■ Request: Quote all of the entries word for word.

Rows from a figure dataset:
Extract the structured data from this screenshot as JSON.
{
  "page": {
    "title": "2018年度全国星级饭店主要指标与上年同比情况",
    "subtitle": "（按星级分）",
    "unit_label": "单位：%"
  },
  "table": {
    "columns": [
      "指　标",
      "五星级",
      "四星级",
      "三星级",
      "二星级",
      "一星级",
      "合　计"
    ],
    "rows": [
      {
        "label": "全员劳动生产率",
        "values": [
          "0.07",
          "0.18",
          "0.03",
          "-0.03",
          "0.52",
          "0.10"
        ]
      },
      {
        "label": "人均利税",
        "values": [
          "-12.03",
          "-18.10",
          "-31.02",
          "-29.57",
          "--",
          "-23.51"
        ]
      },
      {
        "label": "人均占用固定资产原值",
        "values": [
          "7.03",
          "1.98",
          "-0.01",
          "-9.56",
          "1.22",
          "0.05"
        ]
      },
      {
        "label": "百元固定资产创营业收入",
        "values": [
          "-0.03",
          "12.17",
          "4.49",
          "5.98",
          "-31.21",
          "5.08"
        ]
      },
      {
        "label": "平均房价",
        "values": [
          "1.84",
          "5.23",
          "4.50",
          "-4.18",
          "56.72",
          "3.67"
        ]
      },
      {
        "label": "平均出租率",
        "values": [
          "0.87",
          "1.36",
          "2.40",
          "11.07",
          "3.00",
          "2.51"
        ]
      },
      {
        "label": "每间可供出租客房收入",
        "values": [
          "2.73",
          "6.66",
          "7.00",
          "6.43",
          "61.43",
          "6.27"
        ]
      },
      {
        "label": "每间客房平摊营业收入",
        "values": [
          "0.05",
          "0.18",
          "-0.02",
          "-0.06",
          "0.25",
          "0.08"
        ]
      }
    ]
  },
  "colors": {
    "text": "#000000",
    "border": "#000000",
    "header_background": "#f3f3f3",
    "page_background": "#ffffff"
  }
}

■ Answer in full:
Extract the structured data from this screenshot as JSON.
{
  "page": {
    "title": "2018年度全国星级饭店主要指标与上年同比情况",
    "subtitle": "（按星级分）",
    "unit_label": "单位：%"
  },
  "table": {
    "columns": [
      "指　标",
      "五星级",
      "四星级",
      "三星级",
      "二星级",
      "一星级",
      "合　计"
    ],
    "rows": [
      {
        "label": "全员劳动生产率",
        "values": [
          "0.07",
          "0.18",
          "0.03",
          "-0.03",
          "0.52",
          "0.10"
        ]
      },
      {
        "label": "人均利税",
        "values": [
          "-12.03",
          "-18.10",
          "-31.02",
          "-29.57",
          "--",
          "-23.51"
        ]
      },
      {
        "label": "人均占用固定资产原值",
        "values": [
          "7.03",
          "1.98",
          "-0.01",
          "-9.56",
          "1.22",
          "0.05"
        ]
      },
      {
        "label": "百元固定资产创营业收入",
        "values": [
          "-0.03",
          "12.17",
          "4.49",
          "5.98",
          "-31.21",
          "5.08"
        ]
      },
      {
        "label": "平均房价",
        "values": [
          "1.84",
          "5.23",
          "4.50",
          "-4.18",
          "56.72",
          "3.67"
        ]
      },
      {
        "label": "平均出租率",
        "values": [
          "0.87",
          "1.36",
          "2.40",
          "11.07",
          "3.00",
          "2.51"
        ]
      },
      {
        "label": "每间可供出租客房收入",
        "values": [
          "2.73",
          "6.66",
          "7.00",
          "6.43",
          "61.43",
          "6.27"
        ]
      },
      {
        "label": "每间客房平摊营业收入",
        "values": [
          "0.05",
          "0.18",
          "-0.02",
          "-0.06",
          "0.25",
          "0.08"
        ]
      }
    ]
  },
  "colors": {
    "text": "#000000",
    "border": "#000000",
    "header_background": "#f3f3f3",
    "page_background": "#ffffff"
  }
}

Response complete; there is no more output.